***** SUPPLIED DATA *****

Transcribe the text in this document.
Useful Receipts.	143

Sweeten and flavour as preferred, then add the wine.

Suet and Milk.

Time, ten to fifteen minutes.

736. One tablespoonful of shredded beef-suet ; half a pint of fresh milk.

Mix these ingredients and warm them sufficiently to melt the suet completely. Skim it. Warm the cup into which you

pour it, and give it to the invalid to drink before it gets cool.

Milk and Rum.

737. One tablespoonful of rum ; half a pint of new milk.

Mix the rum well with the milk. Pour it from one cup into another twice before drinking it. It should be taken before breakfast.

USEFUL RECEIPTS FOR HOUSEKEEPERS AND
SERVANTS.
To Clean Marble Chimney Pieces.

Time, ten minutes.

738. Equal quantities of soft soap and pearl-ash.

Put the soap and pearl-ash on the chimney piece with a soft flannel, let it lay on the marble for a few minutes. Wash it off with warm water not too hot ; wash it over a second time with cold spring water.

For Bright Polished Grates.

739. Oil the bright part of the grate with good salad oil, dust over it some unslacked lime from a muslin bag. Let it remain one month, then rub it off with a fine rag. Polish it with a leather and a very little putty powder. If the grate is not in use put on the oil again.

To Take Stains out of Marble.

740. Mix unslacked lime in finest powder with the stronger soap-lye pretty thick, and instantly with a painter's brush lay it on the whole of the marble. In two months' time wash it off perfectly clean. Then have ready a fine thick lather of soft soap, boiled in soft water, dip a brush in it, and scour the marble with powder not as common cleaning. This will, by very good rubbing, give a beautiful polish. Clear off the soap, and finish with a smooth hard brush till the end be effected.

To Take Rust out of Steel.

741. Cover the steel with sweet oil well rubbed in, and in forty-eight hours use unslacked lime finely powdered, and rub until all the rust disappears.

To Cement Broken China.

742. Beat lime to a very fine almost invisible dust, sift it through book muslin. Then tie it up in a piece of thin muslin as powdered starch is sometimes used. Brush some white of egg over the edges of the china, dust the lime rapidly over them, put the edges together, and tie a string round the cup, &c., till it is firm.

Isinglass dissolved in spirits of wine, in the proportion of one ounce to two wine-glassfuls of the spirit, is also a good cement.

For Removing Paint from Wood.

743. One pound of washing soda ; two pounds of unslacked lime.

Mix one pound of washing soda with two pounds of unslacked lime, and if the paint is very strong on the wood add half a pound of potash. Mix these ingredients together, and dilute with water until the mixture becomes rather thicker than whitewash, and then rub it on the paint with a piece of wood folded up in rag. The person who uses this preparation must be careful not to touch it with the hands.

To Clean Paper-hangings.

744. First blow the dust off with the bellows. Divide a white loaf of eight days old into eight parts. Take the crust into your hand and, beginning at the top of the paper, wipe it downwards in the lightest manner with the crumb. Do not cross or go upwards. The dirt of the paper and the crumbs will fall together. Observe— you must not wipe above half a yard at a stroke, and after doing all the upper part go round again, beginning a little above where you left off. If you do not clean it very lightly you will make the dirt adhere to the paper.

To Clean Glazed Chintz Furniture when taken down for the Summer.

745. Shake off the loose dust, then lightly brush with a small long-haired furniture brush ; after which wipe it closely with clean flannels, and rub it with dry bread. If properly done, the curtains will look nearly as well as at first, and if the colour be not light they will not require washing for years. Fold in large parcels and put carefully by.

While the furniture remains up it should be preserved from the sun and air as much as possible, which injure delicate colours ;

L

*****

▸ INSTRUCTIONS TO FOLLOW: Gather each line in these records that contains the string "tablespoonful".

▸ THE OUTPUT:
736. One tablespoonful of shredded beef-suet ; half a pint of fresh milk.
737. One tablespoonful of rum ; half a pint of new milk.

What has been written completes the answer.